◆ RECORD SET:
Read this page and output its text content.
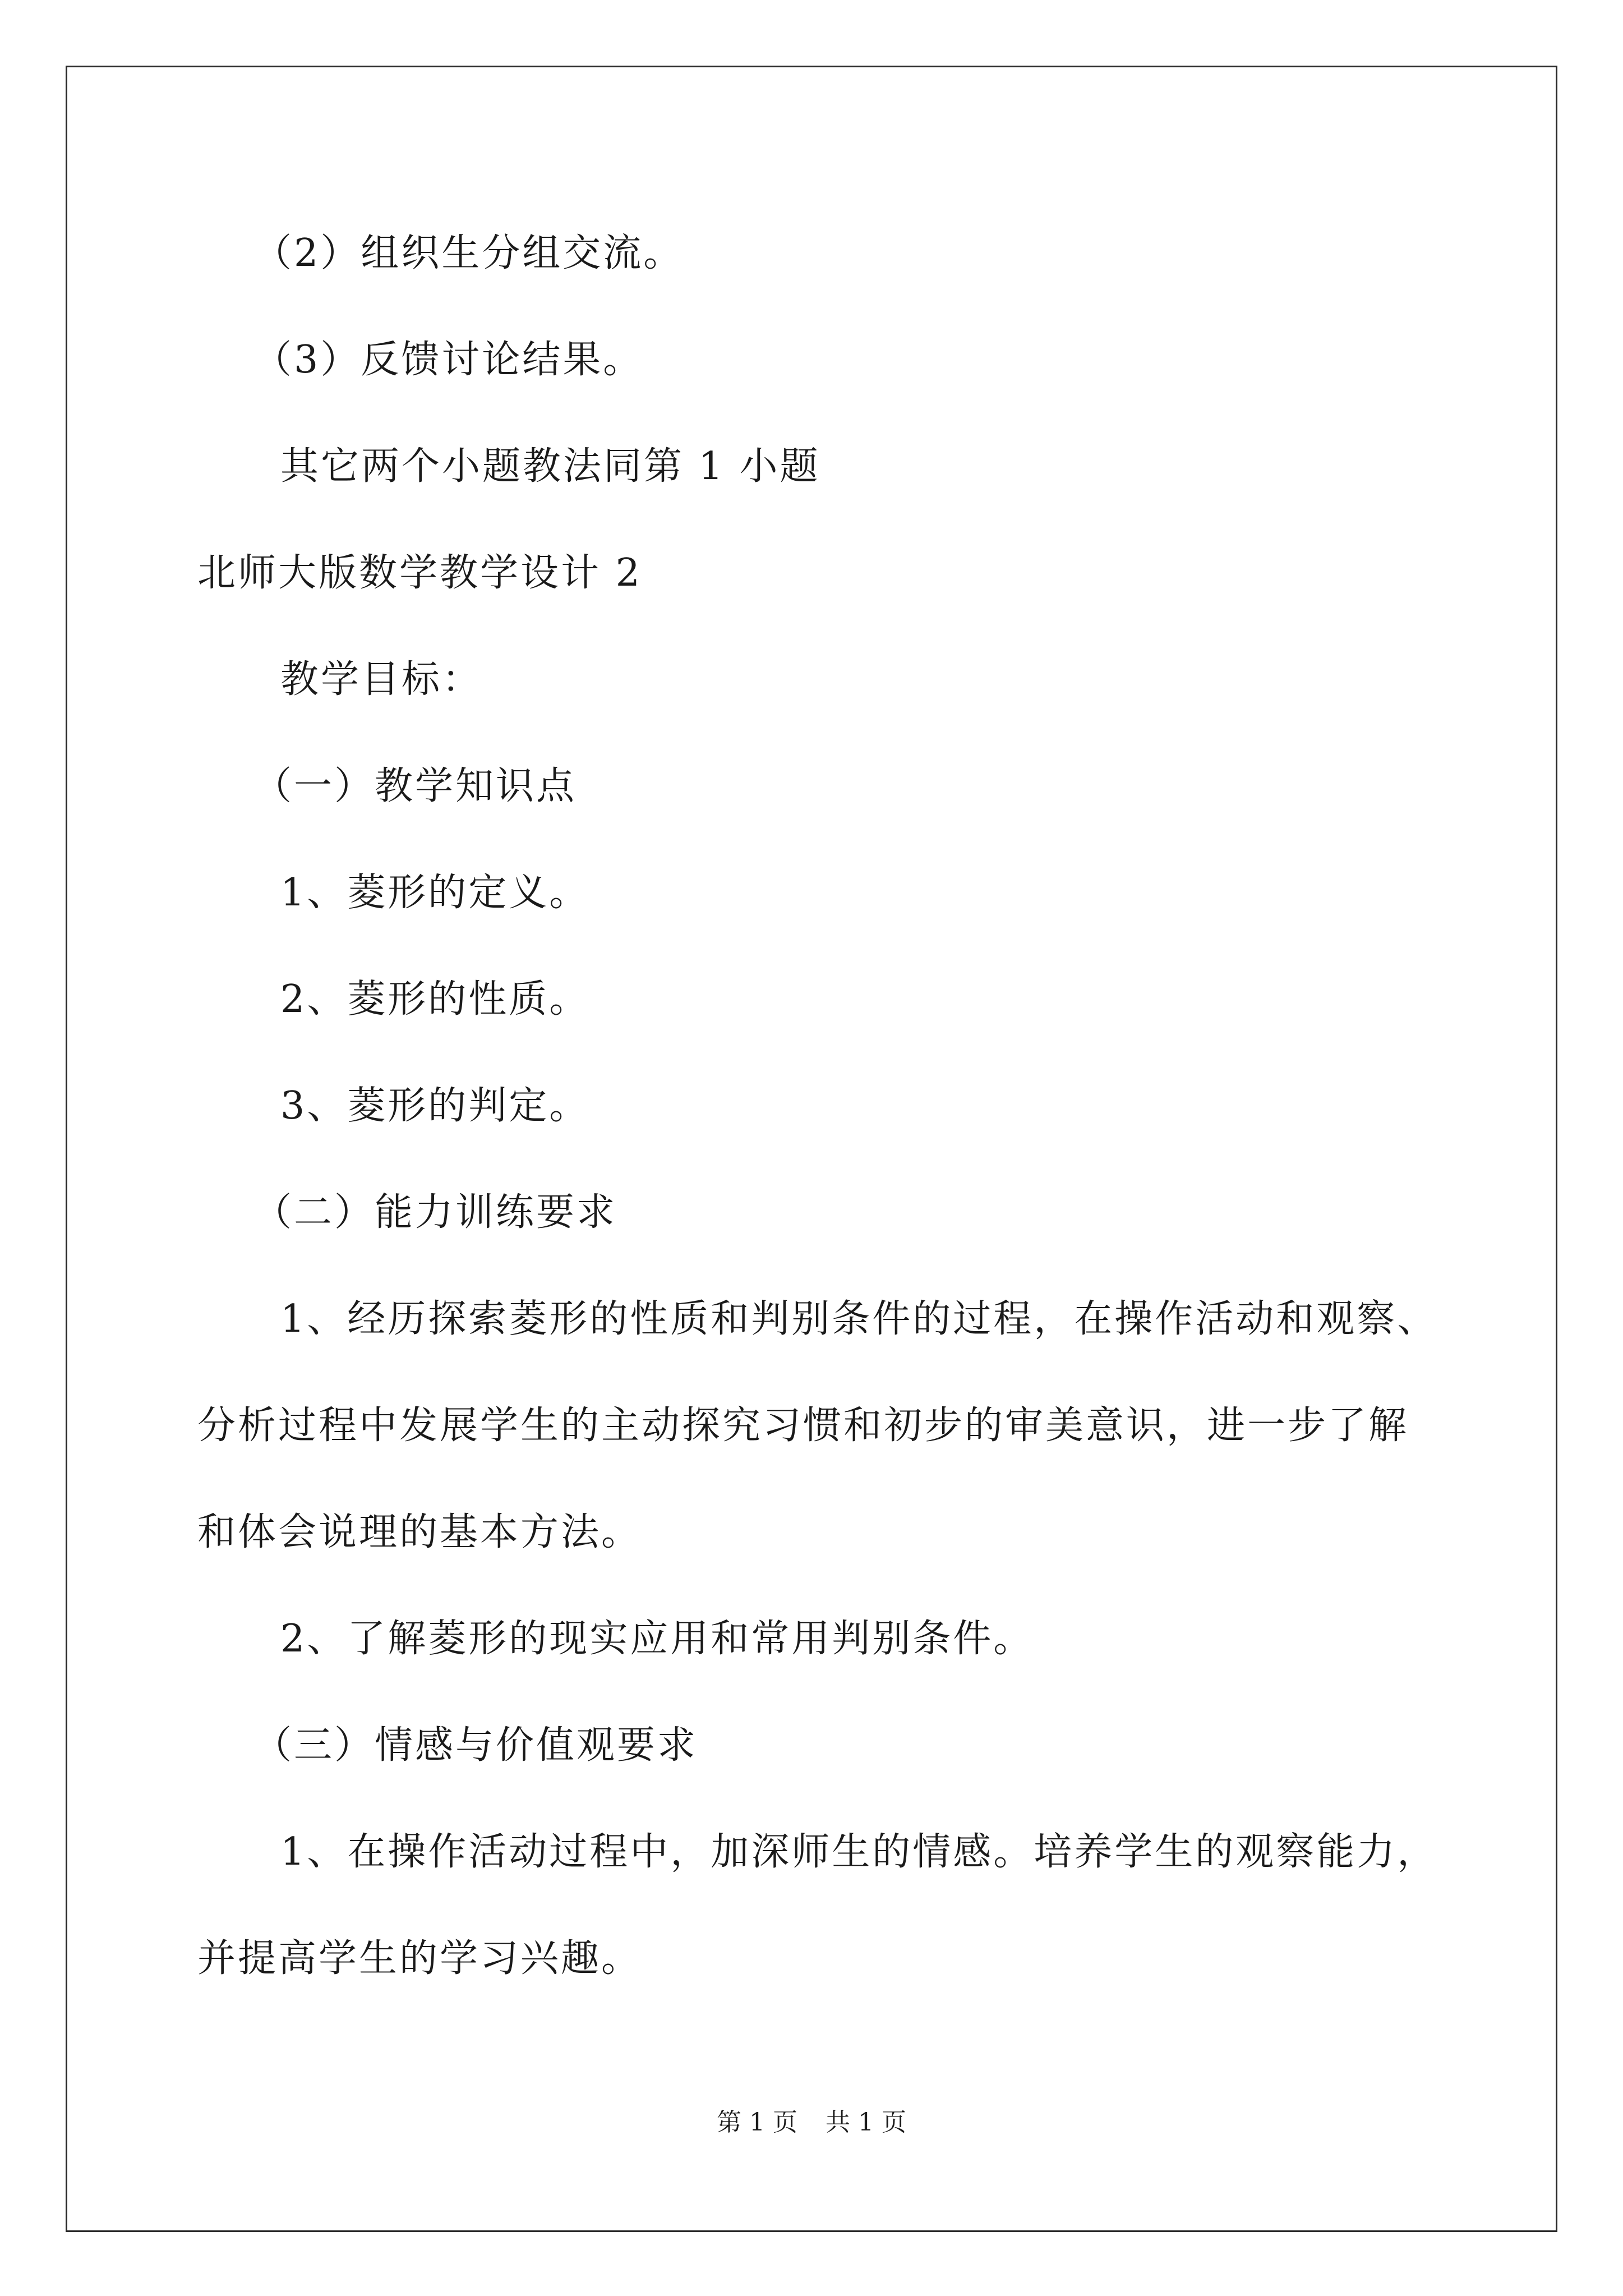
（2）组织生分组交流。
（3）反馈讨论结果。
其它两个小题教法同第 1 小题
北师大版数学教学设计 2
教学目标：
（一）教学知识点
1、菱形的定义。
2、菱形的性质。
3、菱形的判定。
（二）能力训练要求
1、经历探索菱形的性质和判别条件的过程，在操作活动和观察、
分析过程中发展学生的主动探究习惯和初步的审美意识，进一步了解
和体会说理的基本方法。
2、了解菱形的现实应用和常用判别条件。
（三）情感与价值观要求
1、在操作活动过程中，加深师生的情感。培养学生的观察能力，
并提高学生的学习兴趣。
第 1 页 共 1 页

◆ PROBLEM REQUIREMENTS:
Send back the data above word for word, with the pictures left out.

◆ CORRECT RESPONSE:
Read this page and output its text content.
（2）组织生分组交流。
（3）反馈讨论结果。
其它两个小题教法同第 1 小题
北师大版数学教学设计 2
教学目标：
（一）教学知识点
1、菱形的定义。
2、菱形的性质。
3、菱形的判定。
（二）能力训练要求
1、经历探索菱形的性质和判别条件的过程，在操作活动和观察、
分析过程中发展学生的主动探究习惯和初步的审美意识，进一步了解
和体会说理的基本方法。
2、了解菱形的现实应用和常用判别条件。
（三）情感与价值观要求
1、在操作活动过程中，加深师生的情感。培养学生的观察能力，
并提高学生的学习兴趣。
第 1 页 共 1 页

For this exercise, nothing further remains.